Instructions to follow |
Report every line of the listing below in which the string "ymax" occurs.
*** Provided data Section Begins ***
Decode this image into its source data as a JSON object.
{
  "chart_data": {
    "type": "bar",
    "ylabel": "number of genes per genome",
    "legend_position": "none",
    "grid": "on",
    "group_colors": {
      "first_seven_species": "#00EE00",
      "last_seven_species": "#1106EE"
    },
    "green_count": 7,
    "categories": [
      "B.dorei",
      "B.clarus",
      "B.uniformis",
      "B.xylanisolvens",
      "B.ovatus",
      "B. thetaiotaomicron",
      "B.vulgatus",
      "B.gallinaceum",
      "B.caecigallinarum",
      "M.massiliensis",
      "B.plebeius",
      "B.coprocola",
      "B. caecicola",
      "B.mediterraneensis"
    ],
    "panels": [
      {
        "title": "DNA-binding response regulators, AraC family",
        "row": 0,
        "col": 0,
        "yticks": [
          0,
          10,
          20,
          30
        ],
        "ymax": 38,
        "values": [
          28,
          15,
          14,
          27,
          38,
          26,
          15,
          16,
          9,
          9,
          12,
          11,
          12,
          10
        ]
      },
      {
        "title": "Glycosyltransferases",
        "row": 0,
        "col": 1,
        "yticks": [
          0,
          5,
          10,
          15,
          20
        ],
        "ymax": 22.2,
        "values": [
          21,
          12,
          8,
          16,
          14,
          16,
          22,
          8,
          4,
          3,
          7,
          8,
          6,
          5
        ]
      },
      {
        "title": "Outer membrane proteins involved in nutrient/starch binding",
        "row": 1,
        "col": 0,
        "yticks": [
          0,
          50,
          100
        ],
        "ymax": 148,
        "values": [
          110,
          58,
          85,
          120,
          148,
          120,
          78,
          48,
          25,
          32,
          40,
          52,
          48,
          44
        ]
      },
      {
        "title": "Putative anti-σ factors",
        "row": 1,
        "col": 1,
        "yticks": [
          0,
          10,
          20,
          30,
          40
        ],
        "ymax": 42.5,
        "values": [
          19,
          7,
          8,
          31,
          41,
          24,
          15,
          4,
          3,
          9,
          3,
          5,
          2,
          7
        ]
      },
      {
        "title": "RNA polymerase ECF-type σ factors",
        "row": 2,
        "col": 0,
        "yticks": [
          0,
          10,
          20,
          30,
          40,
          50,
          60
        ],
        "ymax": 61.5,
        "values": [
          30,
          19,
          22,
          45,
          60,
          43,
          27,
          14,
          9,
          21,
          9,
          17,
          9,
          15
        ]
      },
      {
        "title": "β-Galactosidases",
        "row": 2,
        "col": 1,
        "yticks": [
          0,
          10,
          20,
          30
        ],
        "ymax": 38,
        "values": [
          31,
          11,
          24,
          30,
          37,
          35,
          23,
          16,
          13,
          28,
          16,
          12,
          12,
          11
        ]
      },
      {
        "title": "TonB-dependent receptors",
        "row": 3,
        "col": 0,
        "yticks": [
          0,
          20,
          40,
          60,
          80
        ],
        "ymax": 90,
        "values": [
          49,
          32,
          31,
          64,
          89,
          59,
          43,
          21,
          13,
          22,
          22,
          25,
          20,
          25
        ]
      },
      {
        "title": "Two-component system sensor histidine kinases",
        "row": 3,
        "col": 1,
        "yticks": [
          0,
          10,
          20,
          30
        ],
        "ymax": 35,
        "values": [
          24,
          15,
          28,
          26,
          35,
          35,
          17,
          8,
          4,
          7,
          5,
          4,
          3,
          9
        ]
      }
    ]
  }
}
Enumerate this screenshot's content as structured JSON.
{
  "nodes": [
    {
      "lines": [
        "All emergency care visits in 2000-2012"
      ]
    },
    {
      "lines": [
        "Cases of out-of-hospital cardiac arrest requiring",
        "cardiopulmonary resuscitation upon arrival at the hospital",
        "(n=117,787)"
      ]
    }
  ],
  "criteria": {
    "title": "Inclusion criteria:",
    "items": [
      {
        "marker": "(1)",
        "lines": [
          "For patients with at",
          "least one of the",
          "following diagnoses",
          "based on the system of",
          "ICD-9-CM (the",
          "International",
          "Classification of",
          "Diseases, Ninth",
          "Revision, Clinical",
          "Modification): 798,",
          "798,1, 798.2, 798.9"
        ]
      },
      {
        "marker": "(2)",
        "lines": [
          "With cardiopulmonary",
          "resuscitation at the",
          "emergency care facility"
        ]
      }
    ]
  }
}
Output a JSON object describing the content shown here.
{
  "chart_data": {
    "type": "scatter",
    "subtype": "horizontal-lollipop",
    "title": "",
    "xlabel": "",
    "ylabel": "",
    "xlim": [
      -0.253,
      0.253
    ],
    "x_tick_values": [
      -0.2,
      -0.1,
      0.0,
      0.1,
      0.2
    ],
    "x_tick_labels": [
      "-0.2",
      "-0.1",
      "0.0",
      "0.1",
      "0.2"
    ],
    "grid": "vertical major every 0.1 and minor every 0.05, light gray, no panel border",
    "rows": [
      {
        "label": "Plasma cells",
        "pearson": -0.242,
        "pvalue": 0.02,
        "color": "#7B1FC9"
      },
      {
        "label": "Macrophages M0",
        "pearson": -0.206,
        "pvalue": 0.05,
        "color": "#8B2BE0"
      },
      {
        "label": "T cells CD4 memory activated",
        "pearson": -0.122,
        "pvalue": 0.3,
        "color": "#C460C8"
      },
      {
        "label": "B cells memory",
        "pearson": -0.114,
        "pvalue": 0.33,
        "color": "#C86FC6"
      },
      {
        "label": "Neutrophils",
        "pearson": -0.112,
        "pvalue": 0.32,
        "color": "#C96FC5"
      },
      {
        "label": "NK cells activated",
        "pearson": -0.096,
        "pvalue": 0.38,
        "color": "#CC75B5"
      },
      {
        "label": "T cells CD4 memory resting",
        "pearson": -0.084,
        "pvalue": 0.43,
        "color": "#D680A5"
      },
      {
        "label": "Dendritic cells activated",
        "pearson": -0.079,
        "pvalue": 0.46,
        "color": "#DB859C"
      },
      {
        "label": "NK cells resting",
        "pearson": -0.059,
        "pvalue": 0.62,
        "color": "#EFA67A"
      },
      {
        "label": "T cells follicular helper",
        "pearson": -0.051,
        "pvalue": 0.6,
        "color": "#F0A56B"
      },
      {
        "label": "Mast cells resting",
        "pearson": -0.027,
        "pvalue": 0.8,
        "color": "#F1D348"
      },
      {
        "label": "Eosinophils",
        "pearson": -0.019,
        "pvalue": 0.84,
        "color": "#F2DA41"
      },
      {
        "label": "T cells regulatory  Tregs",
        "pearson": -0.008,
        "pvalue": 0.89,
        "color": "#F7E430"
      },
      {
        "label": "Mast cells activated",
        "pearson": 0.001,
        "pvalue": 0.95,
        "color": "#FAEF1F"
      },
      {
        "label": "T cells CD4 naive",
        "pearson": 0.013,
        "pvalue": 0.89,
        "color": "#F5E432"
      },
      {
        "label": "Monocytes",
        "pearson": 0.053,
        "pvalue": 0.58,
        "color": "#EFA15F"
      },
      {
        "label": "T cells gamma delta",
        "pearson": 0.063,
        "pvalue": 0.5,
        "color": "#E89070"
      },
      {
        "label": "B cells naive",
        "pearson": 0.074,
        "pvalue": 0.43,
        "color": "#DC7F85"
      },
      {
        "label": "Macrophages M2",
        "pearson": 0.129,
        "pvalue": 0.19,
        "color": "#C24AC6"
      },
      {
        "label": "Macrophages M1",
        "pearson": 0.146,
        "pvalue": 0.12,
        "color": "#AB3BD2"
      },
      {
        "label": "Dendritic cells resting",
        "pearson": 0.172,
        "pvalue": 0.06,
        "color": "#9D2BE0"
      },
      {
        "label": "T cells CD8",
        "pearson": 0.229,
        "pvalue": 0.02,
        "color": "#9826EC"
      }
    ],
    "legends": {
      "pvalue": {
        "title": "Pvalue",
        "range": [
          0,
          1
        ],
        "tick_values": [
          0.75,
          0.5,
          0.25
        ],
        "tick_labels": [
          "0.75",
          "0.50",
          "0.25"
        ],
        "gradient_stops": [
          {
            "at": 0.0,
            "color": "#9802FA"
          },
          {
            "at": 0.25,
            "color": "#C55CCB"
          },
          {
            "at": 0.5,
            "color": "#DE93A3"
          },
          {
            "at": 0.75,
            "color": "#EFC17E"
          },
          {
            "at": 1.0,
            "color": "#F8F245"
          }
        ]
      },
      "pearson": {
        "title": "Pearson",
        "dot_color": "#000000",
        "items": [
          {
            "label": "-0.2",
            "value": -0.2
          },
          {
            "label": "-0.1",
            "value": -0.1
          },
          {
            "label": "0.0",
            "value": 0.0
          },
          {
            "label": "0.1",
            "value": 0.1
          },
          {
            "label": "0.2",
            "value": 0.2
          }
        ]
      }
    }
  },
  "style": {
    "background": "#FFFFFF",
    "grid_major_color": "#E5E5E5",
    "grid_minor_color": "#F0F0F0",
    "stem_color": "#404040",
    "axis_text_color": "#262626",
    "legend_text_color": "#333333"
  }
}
*** Provided data Section Ends ***
Written solution |
        "ymax": 38,
        "ymax": 22.2,
        "ymax": 148,
        "ymax": 42.5,
        "ymax": 61.5,
        "ymax": 38,
        "ymax": 90,
        "ymax": 35,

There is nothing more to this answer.